### Problem to work on
Extract all lines in the data that contain the word "gioq".

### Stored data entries
────
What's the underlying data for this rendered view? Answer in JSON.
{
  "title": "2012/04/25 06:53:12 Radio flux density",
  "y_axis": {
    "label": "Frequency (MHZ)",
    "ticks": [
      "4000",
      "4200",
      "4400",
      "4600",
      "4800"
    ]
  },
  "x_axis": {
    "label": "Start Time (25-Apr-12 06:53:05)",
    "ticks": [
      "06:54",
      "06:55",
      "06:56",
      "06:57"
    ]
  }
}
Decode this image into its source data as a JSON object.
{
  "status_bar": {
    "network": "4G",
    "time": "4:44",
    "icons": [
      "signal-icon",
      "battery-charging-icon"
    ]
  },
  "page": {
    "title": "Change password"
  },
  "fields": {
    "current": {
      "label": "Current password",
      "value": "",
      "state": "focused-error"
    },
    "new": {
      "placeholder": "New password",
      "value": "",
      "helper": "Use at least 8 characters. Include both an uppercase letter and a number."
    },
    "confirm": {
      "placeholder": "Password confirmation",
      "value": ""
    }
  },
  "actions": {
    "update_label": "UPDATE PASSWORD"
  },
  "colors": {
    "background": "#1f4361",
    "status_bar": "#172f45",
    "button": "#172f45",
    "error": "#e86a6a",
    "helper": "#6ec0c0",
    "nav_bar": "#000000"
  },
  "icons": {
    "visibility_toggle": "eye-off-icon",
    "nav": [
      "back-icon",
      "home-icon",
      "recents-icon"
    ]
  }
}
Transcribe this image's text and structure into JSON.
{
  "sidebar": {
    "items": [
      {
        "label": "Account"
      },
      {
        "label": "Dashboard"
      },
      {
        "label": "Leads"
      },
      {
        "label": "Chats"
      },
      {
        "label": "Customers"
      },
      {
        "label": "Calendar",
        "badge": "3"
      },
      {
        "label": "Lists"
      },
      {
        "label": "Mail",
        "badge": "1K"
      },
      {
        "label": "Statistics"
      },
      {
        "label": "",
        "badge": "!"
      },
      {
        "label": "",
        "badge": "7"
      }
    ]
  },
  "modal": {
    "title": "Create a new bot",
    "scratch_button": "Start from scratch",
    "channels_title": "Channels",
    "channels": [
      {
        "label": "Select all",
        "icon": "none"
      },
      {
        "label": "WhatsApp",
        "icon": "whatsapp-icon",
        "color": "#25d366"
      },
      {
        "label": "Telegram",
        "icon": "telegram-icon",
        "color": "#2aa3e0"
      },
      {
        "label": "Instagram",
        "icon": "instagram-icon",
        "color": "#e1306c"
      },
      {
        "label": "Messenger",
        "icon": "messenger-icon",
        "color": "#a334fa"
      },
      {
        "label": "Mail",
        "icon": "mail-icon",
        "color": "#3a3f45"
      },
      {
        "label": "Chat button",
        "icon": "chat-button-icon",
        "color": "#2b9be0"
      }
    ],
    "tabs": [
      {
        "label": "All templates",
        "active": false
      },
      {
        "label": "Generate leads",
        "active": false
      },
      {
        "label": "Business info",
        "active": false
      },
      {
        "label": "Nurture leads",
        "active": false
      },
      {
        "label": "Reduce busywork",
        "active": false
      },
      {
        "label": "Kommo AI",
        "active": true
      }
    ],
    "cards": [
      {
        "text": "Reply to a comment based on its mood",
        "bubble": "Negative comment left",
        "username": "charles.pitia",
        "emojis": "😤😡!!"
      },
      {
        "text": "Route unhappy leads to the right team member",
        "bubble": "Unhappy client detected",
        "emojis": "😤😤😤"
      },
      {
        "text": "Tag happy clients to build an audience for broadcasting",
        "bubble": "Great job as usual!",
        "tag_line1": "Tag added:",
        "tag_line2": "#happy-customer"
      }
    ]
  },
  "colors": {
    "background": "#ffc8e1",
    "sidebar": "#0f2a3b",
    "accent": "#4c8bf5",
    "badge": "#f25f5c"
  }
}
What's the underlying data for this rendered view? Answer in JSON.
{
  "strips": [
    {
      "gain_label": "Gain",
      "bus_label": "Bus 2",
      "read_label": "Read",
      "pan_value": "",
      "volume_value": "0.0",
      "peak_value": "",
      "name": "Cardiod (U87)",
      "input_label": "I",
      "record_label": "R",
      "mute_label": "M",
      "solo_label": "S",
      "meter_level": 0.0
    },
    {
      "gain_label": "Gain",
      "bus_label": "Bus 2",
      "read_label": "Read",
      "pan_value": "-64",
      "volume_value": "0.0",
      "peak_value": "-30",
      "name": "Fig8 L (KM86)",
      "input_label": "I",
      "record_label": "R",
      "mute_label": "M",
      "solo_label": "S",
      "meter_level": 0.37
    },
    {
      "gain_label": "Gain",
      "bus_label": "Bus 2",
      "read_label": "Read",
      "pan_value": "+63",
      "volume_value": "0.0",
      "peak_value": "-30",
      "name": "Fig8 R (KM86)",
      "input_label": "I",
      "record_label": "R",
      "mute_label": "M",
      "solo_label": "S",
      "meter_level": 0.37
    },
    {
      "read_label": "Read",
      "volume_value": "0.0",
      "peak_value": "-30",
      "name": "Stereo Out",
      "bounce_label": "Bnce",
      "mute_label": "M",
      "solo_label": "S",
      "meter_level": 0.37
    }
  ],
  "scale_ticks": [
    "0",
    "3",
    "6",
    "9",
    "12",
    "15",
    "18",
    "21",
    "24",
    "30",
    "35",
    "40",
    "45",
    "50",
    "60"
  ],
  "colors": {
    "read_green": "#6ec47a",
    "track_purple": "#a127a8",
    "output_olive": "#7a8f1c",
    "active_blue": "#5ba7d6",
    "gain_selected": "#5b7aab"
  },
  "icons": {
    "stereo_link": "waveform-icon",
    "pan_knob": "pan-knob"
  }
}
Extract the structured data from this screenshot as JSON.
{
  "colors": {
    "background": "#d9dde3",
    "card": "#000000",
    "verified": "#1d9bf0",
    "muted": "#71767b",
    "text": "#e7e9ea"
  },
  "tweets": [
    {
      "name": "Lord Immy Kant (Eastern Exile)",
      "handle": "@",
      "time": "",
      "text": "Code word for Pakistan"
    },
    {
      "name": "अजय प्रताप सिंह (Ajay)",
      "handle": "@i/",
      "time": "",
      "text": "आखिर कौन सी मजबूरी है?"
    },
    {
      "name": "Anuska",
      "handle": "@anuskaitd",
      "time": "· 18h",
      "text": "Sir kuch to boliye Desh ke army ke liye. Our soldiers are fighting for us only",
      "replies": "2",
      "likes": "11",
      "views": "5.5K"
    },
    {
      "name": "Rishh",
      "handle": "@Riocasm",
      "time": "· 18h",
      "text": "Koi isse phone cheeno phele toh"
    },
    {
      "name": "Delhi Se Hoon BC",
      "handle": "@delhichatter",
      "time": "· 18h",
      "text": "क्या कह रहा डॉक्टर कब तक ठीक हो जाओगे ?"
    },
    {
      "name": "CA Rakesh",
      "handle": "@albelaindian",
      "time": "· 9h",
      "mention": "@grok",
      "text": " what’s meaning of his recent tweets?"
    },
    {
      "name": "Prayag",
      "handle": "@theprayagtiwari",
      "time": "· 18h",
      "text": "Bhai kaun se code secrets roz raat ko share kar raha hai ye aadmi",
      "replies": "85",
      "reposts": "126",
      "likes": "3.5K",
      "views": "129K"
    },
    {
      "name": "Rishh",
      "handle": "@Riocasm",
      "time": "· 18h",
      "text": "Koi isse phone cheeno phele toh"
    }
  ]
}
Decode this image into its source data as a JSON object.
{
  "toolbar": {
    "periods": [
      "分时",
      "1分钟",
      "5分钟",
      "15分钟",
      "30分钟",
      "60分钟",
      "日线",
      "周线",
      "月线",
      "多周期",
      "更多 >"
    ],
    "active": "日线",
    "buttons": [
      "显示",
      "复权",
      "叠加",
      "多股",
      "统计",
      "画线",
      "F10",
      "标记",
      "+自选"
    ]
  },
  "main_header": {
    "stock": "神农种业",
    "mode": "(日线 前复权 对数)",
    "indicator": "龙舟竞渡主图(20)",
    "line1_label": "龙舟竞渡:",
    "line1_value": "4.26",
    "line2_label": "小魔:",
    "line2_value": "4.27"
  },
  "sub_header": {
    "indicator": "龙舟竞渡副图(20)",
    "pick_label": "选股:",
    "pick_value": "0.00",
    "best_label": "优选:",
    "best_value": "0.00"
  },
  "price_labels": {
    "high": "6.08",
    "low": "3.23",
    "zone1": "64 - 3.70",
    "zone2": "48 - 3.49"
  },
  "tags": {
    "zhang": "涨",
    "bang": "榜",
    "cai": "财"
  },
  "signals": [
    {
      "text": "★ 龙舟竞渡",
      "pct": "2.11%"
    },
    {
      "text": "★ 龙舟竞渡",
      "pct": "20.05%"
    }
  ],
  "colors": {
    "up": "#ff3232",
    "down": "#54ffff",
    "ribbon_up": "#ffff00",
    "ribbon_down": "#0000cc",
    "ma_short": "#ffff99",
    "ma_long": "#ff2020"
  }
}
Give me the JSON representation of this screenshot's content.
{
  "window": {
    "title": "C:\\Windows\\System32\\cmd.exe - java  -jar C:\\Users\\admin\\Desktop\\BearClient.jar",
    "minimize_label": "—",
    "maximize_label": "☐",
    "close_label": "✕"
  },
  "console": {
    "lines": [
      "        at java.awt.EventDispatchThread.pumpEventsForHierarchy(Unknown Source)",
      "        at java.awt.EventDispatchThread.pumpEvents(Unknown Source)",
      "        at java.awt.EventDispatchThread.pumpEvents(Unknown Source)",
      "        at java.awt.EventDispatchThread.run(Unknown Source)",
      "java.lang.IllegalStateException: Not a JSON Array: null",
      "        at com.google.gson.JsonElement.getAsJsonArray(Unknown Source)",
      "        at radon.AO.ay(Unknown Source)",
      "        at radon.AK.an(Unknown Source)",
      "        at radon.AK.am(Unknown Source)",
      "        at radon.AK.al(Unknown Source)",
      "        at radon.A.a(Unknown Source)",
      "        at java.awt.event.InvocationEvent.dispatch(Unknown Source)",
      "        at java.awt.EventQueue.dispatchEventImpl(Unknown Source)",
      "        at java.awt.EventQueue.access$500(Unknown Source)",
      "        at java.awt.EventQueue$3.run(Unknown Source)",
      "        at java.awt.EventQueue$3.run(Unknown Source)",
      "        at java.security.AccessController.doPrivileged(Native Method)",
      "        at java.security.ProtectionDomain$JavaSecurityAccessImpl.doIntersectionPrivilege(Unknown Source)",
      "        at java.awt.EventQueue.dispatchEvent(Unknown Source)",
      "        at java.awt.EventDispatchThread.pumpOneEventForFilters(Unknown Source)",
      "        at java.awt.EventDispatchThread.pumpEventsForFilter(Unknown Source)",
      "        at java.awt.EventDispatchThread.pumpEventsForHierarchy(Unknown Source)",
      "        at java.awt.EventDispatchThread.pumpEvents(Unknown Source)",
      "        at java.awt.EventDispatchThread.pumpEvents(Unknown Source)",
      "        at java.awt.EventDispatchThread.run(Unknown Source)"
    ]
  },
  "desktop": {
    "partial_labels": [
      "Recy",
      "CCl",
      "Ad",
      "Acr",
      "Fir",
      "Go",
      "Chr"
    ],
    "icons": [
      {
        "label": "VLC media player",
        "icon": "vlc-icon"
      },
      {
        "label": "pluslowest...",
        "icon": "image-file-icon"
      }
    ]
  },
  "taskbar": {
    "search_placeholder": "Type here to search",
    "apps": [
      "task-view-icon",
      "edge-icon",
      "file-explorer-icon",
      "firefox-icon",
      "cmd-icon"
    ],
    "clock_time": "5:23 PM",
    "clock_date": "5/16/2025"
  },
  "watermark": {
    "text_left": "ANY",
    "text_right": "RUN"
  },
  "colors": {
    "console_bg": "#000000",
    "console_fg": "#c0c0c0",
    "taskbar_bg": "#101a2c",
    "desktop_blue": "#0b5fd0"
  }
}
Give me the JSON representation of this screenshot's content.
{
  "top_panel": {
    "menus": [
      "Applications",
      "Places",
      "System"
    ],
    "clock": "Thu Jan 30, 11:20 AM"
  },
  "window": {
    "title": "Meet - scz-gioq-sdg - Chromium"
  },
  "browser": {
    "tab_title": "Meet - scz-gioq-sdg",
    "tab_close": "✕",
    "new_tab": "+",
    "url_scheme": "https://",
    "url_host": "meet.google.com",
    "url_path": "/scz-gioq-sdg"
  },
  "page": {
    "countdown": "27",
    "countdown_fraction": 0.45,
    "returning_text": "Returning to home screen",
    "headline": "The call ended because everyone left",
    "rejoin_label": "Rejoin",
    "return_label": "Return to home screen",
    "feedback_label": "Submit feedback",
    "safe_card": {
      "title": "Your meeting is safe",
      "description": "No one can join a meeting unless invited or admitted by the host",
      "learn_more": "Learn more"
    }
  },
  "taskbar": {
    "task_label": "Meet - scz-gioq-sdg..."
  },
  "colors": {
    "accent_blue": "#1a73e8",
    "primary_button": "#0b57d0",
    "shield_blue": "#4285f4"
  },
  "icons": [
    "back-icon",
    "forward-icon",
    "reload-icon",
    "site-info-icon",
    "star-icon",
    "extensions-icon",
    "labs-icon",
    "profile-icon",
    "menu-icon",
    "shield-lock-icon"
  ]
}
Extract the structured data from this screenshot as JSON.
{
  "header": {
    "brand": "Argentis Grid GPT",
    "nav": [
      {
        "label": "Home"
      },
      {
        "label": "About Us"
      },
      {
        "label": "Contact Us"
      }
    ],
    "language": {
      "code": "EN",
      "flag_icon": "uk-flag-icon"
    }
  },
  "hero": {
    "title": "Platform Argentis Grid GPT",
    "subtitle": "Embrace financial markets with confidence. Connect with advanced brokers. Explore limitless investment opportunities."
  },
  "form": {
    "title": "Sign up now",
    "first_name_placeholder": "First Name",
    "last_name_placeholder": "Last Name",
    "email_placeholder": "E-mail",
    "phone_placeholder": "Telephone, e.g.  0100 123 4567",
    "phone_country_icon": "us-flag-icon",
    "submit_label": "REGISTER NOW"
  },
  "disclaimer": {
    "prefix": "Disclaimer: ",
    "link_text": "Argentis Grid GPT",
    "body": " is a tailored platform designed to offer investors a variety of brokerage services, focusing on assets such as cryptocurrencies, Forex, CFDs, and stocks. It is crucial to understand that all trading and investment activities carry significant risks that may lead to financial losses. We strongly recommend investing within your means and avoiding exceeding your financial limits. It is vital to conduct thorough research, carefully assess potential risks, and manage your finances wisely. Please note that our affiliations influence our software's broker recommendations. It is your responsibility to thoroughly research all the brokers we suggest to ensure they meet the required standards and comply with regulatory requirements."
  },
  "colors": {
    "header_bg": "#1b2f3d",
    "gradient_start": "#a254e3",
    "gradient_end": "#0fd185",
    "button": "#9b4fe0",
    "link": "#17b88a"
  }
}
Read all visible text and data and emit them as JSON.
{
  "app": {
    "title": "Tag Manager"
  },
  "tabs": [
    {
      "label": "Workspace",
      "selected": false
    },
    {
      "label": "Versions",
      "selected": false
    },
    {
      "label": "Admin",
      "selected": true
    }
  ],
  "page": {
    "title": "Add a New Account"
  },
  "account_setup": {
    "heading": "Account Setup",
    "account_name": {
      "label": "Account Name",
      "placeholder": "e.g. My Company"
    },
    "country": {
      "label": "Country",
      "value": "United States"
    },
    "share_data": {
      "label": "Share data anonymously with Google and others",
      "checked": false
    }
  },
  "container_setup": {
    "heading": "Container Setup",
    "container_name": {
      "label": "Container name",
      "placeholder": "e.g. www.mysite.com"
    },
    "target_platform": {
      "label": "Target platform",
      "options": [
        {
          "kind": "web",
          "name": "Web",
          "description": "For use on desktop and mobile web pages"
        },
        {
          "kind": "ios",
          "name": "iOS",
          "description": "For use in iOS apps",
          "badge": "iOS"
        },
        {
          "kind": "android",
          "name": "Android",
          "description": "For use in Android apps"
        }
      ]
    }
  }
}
────
### Task answer
    "title": "Meet - scz-gioq-sdg - Chromium"
    "tab_title": "Meet - scz-gioq-sdg",
    "url_path": "/scz-gioq-sdg"
    "task_label": "Meet - scz-gioq-sdg..."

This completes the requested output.